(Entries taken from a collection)
/---

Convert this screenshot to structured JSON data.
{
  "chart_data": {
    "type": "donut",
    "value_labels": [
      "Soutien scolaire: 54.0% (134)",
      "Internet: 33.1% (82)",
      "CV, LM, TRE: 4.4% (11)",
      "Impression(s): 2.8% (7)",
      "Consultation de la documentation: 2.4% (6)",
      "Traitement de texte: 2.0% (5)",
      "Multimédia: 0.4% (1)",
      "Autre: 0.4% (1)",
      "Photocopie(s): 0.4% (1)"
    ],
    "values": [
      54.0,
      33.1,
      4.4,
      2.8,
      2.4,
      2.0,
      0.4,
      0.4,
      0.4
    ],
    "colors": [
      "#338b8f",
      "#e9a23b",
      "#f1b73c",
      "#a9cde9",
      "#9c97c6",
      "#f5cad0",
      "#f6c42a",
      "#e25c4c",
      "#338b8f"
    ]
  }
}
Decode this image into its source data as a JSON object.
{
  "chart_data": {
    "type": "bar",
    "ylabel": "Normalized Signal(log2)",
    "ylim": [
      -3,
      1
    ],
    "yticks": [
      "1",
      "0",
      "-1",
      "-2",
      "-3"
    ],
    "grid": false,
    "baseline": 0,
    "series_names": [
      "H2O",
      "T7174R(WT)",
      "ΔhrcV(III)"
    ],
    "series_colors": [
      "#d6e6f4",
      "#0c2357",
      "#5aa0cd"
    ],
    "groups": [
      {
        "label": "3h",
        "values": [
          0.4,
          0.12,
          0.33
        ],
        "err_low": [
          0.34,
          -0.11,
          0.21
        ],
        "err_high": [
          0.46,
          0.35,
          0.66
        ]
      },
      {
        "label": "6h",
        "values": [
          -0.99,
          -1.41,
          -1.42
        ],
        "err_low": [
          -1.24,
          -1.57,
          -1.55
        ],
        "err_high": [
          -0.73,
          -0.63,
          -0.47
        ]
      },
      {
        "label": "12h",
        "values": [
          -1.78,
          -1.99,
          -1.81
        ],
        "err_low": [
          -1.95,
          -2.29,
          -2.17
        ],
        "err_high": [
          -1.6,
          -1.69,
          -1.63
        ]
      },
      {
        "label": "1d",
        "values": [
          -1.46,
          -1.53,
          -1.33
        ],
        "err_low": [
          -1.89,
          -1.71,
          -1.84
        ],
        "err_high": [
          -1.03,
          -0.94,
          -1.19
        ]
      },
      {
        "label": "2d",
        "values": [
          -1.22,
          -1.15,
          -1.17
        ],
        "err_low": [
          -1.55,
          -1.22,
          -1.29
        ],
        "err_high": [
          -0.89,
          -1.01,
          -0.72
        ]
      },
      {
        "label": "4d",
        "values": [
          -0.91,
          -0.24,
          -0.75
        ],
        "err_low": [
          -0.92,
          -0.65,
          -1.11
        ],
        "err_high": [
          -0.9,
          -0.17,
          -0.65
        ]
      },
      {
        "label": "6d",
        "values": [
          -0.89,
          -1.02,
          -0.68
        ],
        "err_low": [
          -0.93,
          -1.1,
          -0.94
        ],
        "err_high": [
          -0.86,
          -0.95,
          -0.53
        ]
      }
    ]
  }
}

\---

◆ Exercise instructions ◆
Output the complete data exactly as written.

◆ Response to the exercise ◆
Convert this screenshot to structured JSON data.
{
  "chart_data": {
    "type": "donut",
    "value_labels": [
      "Soutien scolaire: 54.0% (134)",
      "Internet: 33.1% (82)",
      "CV, LM, TRE: 4.4% (11)",
      "Impression(s): 2.8% (7)",
      "Consultation de la documentation: 2.4% (6)",
      "Traitement de texte: 2.0% (5)",
      "Multimédia: 0.4% (1)",
      "Autre: 0.4% (1)",
      "Photocopie(s): 0.4% (1)"
    ],
    "values": [
      54.0,
      33.1,
      4.4,
      2.8,
      2.4,
      2.0,
      0.4,
      0.4,
      0.4
    ],
    "colors": [
      "#338b8f",
      "#e9a23b",
      "#f1b73c",
      "#a9cde9",
      "#9c97c6",
      "#f5cad0",
      "#f6c42a",
      "#e25c4c",
      "#338b8f"
    ]
  }
}
Decode this image into its source data as a JSON object.
{
  "chart_data": {
    "type": "bar",
    "ylabel": "Normalized Signal(log2)",
    "ylim": [
      -3,
      1
    ],
    "yticks": [
      "1",
      "0",
      "-1",
      "-2",
      "-3"
    ],
    "grid": false,
    "baseline": 0,
    "series_names": [
      "H2O",
      "T7174R(WT)",
      "ΔhrcV(III)"
    ],
    "series_colors": [
      "#d6e6f4",
      "#0c2357",
      "#5aa0cd"
    ],
    "groups": [
      {
        "label": "3h",
        "values": [
          0.4,
          0.12,
          0.33
        ],
        "err_low": [
          0.34,
          -0.11,
          0.21
        ],
        "err_high": [
          0.46,
          0.35,
          0.66
        ]
      },
      {
        "label": "6h",
        "values": [
          -0.99,
          -1.41,
          -1.42
        ],
        "err_low": [
          -1.24,
          -1.57,
          -1.55
        ],
        "err_high": [
          -0.73,
          -0.63,
          -0.47
        ]
      },
      {
        "label": "12h",
        "values": [
          -1.78,
          -1.99,
          -1.81
        ],
        "err_low": [
          -1.95,
          -2.29,
          -2.17
        ],
        "err_high": [
          -1.6,
          -1.69,
          -1.63
        ]
      },
      {
        "label": "1d",
        "values": [
          -1.46,
          -1.53,
          -1.33
        ],
        "err_low": [
          -1.89,
          -1.71,
          -1.84
        ],
        "err_high": [
          -1.03,
          -0.94,
          -1.19
        ]
      },
      {
        "label": "2d",
        "values": [
          -1.22,
          -1.15,
          -1.17
        ],
        "err_low": [
          -1.55,
          -1.22,
          -1.29
        ],
        "err_high": [
          -0.89,
          -1.01,
          -0.72
        ]
      },
      {
        "label": "4d",
        "values": [
          -0.91,
          -0.24,
          -0.75
        ],
        "err_low": [
          -0.92,
          -0.65,
          -1.11
        ],
        "err_high": [
          -0.9,
          -0.17,
          -0.65
        ]
      },
      {
        "label": "6d",
        "values": [
          -0.89,
          -1.02,
          -0.68
        ],
        "err_low": [
          -0.93,
          -1.1,
          -0.94
        ],
        "err_high": [
          -0.86,
          -0.95,
          -0.53
        ]
      }
    ]
  }
}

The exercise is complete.